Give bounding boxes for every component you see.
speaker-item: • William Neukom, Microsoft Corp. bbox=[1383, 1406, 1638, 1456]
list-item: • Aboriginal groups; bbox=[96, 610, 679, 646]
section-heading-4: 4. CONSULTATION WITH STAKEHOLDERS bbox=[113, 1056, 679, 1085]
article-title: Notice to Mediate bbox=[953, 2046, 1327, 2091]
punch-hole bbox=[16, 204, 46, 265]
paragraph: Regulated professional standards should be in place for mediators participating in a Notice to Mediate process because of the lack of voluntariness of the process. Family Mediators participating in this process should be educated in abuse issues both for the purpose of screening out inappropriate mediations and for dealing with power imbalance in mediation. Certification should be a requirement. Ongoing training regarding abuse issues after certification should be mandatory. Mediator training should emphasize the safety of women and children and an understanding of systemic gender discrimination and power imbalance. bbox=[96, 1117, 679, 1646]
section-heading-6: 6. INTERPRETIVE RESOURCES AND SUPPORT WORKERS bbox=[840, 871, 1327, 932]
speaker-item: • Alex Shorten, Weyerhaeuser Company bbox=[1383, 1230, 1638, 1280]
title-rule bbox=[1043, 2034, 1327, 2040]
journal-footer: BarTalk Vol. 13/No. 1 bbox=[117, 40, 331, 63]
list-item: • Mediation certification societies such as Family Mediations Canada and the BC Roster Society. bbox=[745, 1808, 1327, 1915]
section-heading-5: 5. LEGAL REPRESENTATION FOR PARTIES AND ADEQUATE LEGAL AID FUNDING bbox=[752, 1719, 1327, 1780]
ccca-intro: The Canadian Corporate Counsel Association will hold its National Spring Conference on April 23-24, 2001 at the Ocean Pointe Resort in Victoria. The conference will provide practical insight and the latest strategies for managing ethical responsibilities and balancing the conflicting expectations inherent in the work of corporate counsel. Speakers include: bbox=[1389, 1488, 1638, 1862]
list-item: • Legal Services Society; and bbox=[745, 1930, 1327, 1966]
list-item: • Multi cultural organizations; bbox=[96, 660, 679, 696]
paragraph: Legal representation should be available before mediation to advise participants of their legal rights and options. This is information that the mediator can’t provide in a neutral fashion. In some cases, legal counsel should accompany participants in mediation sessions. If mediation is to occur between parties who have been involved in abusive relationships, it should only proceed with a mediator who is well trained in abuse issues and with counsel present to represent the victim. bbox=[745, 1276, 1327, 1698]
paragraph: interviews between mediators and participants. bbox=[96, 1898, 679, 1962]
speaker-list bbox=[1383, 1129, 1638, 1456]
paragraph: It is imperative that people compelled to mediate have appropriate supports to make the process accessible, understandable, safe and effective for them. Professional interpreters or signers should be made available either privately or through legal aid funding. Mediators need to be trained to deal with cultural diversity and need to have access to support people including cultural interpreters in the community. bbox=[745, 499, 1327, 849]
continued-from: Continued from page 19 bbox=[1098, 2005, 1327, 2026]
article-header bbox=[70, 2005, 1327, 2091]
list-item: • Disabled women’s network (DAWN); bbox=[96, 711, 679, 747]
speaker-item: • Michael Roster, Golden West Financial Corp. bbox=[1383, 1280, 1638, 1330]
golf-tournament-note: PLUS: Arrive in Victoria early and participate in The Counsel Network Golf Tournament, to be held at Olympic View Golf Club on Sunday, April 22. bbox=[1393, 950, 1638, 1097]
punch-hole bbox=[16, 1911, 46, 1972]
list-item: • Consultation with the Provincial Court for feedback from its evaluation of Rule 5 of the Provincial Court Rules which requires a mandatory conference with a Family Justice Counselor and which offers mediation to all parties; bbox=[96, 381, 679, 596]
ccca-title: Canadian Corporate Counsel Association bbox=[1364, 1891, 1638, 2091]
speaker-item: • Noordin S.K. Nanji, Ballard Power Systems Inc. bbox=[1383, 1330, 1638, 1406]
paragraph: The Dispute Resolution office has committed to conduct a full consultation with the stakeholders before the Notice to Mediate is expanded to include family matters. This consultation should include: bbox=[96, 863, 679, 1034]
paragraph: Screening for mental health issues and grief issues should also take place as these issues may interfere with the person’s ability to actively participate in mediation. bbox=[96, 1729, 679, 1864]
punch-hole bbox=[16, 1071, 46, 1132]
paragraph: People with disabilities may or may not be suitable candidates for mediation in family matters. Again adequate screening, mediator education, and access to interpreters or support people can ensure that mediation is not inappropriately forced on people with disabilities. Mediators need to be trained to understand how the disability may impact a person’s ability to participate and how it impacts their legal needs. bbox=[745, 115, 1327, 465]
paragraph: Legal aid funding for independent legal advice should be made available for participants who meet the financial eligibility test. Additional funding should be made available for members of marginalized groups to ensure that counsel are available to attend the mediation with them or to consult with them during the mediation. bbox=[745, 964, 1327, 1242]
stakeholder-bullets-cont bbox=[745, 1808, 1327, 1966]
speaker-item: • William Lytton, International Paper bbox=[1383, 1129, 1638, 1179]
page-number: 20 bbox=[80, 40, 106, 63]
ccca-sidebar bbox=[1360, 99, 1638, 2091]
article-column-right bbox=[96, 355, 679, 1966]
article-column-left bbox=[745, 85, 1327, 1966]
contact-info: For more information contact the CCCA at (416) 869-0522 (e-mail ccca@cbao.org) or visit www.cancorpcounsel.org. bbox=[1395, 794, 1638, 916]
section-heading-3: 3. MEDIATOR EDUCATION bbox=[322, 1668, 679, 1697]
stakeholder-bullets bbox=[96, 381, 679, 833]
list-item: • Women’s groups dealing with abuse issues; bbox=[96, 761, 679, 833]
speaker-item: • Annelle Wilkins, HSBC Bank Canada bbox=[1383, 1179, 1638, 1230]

## WORK TO DO
Reproduce every line of the records above without changing a single character.

## SOLUTION TO THIS EXERCISE
Give bounding boxes for every component you see.
speaker-item: • William Neukom, Microsoft Corp. bbox=[1383, 1406, 1638, 1456]
list-item: • Aboriginal groups; bbox=[96, 610, 679, 646]
section-heading-4: 4. CONSULTATION WITH STAKEHOLDERS bbox=[113, 1056, 679, 1085]
article-title: Notice to Mediate bbox=[953, 2046, 1327, 2091]
punch-hole bbox=[16, 204, 46, 265]
paragraph: Regulated professional standards should be in place for mediators participating in a Notice to Mediate process because of the lack of voluntariness of the process. Family Mediators participating in this process should be educated in abuse issues both for the purpose of screening out inappropriate mediations and for dealing with power imbalance in mediation. Certification should be a requirement. Ongoing training regarding abuse issues after certification should be mandatory. Mediator training should emphasize the safety of women and children and an understanding of systemic gender discrimination and power imbalance. bbox=[96, 1117, 679, 1646]
section-heading-6: 6. INTERPRETIVE RESOURCES AND SUPPORT WORKERS bbox=[840, 871, 1327, 932]
speaker-item: • Alex Shorten, Weyerhaeuser Company bbox=[1383, 1230, 1638, 1280]
title-rule bbox=[1043, 2034, 1327, 2040]
journal-footer: BarTalk Vol. 13/No. 1 bbox=[117, 40, 331, 63]
list-item: • Mediation certification societies such as Family Mediations Canada and the BC Roster Society. bbox=[745, 1808, 1327, 1915]
section-heading-5: 5. LEGAL REPRESENTATION FOR PARTIES AND ADEQUATE LEGAL AID FUNDING bbox=[752, 1719, 1327, 1780]
ccca-intro: The Canadian Corporate Counsel Association will hold its National Spring Conference on April 23-24, 2001 at the Ocean Pointe Resort in Victoria. The conference will provide practical insight and the latest strategies for managing ethical responsibilities and balancing the conflicting expectations inherent in the work of corporate counsel. Speakers include: bbox=[1389, 1488, 1638, 1862]
list-item: • Legal Services Society; and bbox=[745, 1930, 1327, 1966]
list-item: • Multi cultural organizations; bbox=[96, 660, 679, 696]
paragraph: Legal representation should be available before mediation to advise participants of their legal rights and options. This is information that the mediator can’t provide in a neutral fashion. In some cases, legal counsel should accompany participants in mediation sessions. If mediation is to occur between parties who have been involved in abusive relationships, it should only proceed with a mediator who is well trained in abuse issues and with counsel present to represent the victim. bbox=[745, 1276, 1327, 1698]
paragraph: interviews between mediators and participants. bbox=[96, 1898, 679, 1962]
speaker-list bbox=[1383, 1129, 1638, 1456]
paragraph: It is imperative that people compelled to mediate have appropriate supports to make the process accessible, understandable, safe and effective for them. Professional interpreters or signers should be made available either privately or through legal aid funding. Mediators need to be trained to deal with cultural diversity and need to have access to support people including cultural interpreters in the community. bbox=[745, 499, 1327, 849]
continued-from: Continued from page 19 bbox=[1098, 2005, 1327, 2026]
article-header bbox=[70, 2005, 1327, 2091]
list-item: • Disabled women’s network (DAWN); bbox=[96, 711, 679, 747]
speaker-item: • Michael Roster, Golden West Financial Corp. bbox=[1383, 1280, 1638, 1330]
golf-tournament-note: PLUS: Arrive in Victoria early and participate in The Counsel Network Golf Tournament, to be held at Olympic View Golf Club on Sunday, April 22. bbox=[1393, 950, 1638, 1097]
punch-hole bbox=[16, 1911, 46, 1972]
list-item: • Consultation with the Provincial Court for feedback from its evaluation of Rule 5 of the Provincial Court Rules which requires a mandatory conference with a Family Justice Counselor and which offers mediation to all parties; bbox=[96, 381, 679, 596]
ccca-title: Canadian Corporate Counsel Association bbox=[1364, 1891, 1638, 2091]
speaker-item: • Noordin S.K. Nanji, Ballard Power Systems Inc. bbox=[1383, 1330, 1638, 1406]
paragraph: The Dispute Resolution office has committed to conduct a full consultation with the stakeholders before the Notice to Mediate is expanded to include family matters. This consultation should include: bbox=[96, 863, 679, 1034]
paragraph: Screening for mental health issues and grief issues should also take place as these issues may interfere with the person’s ability to actively participate in mediation. bbox=[96, 1729, 679, 1864]
punch-hole bbox=[16, 1071, 46, 1132]
paragraph: People with disabilities may or may not be suitable candidates for mediation in family matters. Again adequate screening, mediator education, and access to interpreters or support people can ensure that mediation is not inappropriately forced on people with disabilities. Mediators need to be trained to understand how the disability may impact a person’s ability to participate and how it impacts their legal needs. bbox=[745, 115, 1327, 465]
paragraph: Legal aid funding for independent legal advice should be made available for participants who meet the financial eligibility test. Additional funding should be made available for members of marginalized groups to ensure that counsel are available to attend the mediation with them or to consult with them during the mediation. bbox=[745, 964, 1327, 1242]
stakeholder-bullets-cont bbox=[745, 1808, 1327, 1966]
speaker-item: • William Lytton, International Paper bbox=[1383, 1129, 1638, 1179]
page-number: 20 bbox=[80, 40, 106, 63]
ccca-sidebar bbox=[1360, 99, 1638, 2091]
article-column-right bbox=[96, 355, 679, 1966]
article-column-left bbox=[745, 85, 1327, 1966]
contact-info: For more information contact the CCCA at (416) 869-0522 (e-mail ccca@cbao.org) or visit www.cancorpcounsel.org. bbox=[1395, 794, 1638, 916]
section-heading-3: 3. MEDIATOR EDUCATION bbox=[322, 1668, 679, 1697]
stakeholder-bullets bbox=[96, 381, 679, 833]
list-item: • Women’s groups dealing with abuse issues; bbox=[96, 761, 679, 833]
speaker-item: • Annelle Wilkins, HSBC Bank Canada bbox=[1383, 1179, 1638, 1230]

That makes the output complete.